REQUIREMENT:
Give only a count of the lines that include the string "郭健认为".

MATERIAL FOR THE TASK:
Start

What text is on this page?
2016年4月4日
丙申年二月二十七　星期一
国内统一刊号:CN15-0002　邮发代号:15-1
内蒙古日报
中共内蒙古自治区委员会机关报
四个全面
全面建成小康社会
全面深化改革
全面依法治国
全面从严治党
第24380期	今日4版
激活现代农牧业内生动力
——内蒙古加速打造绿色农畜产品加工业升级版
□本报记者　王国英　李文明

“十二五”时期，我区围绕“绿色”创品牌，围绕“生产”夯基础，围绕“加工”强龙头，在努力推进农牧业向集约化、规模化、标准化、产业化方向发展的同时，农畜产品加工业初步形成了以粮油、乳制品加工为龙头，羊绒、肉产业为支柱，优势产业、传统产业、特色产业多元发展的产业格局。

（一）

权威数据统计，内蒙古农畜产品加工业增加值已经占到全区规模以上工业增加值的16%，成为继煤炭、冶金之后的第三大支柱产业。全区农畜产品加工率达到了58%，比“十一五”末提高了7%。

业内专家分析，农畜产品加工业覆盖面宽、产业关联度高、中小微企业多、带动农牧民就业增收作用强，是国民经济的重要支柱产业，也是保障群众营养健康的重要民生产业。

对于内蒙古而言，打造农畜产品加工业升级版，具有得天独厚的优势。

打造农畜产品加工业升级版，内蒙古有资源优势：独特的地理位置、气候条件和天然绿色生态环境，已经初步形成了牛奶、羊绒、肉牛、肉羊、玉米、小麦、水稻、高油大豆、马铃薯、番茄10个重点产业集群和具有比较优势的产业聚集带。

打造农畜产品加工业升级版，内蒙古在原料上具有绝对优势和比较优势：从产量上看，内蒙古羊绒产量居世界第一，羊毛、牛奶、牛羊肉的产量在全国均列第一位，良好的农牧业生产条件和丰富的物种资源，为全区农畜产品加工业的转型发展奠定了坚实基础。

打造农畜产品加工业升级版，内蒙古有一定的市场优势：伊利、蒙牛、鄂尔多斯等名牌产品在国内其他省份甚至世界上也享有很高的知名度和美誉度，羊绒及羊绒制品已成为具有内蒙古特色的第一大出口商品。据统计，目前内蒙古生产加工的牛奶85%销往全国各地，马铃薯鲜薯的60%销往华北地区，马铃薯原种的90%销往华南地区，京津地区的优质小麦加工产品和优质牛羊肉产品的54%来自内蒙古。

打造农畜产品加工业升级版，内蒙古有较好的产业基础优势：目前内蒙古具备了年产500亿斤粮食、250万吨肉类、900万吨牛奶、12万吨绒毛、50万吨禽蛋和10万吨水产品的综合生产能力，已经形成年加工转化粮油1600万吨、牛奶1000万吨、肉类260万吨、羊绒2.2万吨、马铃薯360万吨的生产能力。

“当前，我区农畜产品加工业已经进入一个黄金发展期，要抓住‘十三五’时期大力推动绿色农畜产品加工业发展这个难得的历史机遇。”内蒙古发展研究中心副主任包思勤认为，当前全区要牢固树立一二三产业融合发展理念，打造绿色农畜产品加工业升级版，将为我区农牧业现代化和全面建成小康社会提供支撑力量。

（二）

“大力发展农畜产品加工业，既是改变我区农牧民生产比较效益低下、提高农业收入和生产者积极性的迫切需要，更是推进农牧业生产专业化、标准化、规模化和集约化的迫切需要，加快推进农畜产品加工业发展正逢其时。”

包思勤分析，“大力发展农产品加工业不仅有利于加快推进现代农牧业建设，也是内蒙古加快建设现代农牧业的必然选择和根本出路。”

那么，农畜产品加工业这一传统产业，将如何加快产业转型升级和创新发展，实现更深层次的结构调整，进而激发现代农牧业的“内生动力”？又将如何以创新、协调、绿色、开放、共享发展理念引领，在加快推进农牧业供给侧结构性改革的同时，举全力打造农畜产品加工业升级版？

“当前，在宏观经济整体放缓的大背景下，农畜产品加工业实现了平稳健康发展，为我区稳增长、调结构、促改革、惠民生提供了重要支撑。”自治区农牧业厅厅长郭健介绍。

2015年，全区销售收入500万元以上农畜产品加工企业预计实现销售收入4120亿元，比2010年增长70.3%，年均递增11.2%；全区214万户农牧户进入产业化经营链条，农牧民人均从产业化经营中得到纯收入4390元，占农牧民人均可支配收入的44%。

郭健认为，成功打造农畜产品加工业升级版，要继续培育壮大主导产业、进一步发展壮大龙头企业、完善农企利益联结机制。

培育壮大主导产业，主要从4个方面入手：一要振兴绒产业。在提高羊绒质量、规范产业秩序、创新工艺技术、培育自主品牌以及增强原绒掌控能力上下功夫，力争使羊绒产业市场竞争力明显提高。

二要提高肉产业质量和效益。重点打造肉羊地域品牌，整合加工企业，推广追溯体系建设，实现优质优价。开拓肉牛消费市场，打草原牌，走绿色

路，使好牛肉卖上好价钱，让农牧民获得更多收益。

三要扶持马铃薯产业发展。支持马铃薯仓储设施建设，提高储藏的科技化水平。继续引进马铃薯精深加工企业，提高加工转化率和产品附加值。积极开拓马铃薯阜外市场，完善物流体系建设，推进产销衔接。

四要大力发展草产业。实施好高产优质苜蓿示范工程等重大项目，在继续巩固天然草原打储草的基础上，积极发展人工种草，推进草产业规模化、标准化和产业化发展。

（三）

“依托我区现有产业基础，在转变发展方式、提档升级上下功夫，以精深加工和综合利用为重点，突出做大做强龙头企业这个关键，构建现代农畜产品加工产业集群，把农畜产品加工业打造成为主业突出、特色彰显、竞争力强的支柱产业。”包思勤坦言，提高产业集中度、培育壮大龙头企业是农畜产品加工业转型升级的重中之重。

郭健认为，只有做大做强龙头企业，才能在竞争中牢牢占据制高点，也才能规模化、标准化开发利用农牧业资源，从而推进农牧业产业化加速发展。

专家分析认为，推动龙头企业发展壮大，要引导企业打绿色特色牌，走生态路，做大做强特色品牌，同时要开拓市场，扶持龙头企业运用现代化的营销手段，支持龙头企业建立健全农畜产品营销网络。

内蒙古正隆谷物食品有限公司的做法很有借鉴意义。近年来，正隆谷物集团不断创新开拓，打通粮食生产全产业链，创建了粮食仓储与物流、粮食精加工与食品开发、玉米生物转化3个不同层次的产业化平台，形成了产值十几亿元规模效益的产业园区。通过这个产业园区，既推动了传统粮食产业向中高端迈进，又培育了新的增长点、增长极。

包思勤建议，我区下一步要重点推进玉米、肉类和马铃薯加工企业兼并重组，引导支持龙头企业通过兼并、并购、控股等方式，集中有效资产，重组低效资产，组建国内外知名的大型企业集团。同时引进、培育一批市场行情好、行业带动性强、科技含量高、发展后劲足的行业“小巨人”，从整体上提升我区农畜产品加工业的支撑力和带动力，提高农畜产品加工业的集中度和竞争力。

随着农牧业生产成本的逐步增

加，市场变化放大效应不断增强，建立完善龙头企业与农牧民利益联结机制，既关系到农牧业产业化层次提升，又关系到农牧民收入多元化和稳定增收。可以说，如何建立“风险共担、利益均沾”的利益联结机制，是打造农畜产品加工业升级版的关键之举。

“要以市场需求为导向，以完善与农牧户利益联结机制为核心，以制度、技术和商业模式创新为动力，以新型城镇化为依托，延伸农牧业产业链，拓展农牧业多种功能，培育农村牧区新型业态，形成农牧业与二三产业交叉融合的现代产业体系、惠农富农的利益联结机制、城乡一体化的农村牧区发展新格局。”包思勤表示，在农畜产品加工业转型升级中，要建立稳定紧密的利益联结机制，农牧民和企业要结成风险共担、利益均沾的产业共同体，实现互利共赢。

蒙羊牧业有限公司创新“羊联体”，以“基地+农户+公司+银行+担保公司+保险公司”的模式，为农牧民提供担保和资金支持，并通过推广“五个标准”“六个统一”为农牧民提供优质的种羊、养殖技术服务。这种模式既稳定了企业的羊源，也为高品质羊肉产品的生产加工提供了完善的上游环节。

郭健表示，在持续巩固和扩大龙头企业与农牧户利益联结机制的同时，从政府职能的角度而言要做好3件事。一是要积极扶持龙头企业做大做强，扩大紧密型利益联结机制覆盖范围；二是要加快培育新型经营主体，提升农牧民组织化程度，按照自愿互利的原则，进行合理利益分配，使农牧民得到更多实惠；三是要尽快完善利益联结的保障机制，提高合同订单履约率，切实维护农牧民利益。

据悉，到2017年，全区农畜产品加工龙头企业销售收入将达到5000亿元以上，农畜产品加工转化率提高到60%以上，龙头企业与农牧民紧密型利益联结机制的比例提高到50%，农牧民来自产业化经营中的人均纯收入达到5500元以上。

End

WRITTEN RESPONSE:
2